WHAT THIS TASK INVOLVES
Every line that includes the word "number" is to be listed.

LISTED RECORDS
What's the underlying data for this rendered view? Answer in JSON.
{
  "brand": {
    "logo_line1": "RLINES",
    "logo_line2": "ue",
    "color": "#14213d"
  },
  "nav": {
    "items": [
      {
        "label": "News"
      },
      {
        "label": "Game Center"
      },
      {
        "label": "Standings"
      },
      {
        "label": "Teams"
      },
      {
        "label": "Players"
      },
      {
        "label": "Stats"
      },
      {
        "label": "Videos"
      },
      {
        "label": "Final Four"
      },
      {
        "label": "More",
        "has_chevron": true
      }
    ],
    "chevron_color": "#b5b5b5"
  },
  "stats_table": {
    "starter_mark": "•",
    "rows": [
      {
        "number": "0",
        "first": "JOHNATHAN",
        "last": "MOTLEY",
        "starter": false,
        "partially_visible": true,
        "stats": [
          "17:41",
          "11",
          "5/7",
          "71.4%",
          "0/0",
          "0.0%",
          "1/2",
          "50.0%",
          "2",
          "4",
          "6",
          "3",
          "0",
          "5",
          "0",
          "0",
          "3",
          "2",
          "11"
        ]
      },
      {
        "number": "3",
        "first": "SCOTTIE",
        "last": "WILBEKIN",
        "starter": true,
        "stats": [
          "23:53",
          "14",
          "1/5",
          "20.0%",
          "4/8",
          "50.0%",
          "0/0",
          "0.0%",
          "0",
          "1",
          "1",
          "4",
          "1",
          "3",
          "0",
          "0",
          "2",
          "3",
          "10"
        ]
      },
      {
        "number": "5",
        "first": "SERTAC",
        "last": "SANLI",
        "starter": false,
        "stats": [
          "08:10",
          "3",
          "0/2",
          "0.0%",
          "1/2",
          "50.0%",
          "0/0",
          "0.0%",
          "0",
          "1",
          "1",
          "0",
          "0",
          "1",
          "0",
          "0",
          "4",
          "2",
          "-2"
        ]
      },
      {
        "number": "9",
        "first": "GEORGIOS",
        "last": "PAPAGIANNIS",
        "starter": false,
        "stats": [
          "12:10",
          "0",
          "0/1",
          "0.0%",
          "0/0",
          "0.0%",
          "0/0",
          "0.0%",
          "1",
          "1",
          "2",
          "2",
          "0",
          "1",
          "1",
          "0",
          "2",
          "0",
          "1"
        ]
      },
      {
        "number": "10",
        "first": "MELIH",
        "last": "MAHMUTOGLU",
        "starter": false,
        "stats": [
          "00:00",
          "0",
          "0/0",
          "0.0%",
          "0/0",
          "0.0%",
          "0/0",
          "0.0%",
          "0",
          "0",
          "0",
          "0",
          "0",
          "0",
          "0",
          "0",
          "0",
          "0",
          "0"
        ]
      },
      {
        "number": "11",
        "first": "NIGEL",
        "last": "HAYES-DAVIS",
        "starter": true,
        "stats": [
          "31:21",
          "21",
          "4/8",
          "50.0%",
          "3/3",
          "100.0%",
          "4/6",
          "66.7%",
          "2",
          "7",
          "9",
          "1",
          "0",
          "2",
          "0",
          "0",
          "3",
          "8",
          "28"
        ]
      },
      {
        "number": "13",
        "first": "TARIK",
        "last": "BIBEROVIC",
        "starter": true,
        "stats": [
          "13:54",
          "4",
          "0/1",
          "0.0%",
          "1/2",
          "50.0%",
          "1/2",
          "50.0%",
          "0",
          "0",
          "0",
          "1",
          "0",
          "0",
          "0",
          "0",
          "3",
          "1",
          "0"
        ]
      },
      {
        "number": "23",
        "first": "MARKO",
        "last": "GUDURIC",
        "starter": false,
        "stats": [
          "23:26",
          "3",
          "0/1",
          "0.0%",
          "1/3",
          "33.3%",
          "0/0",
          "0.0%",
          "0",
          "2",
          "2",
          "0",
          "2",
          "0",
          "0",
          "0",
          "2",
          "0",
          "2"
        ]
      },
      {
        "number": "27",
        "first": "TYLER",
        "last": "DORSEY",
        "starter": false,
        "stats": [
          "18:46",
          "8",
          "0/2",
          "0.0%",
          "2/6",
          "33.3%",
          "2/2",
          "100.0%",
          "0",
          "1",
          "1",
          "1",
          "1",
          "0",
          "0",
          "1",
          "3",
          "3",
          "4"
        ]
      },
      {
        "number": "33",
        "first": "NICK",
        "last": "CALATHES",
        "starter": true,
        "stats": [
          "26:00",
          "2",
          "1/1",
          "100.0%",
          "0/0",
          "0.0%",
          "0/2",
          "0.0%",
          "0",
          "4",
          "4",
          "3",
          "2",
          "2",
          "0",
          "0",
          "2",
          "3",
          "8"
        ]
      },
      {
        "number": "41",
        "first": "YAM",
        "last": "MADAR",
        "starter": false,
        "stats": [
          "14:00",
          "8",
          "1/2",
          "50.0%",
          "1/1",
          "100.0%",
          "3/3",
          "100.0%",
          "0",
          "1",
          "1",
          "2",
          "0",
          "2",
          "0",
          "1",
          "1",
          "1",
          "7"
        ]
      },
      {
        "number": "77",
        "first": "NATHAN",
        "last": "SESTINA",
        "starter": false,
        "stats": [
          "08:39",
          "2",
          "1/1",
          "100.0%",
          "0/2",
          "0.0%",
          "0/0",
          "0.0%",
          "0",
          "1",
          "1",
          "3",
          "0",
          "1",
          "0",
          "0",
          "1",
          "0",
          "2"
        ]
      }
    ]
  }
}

RESULT
        "number": "0",
        "number": "3",
        "number": "5",
        "number": "9",
        "number": "10",
        "number": "11",
        "number": "13",
        "number": "23",
        "number": "27",
        "number": "33",
        "number": "41",
        "number": "77",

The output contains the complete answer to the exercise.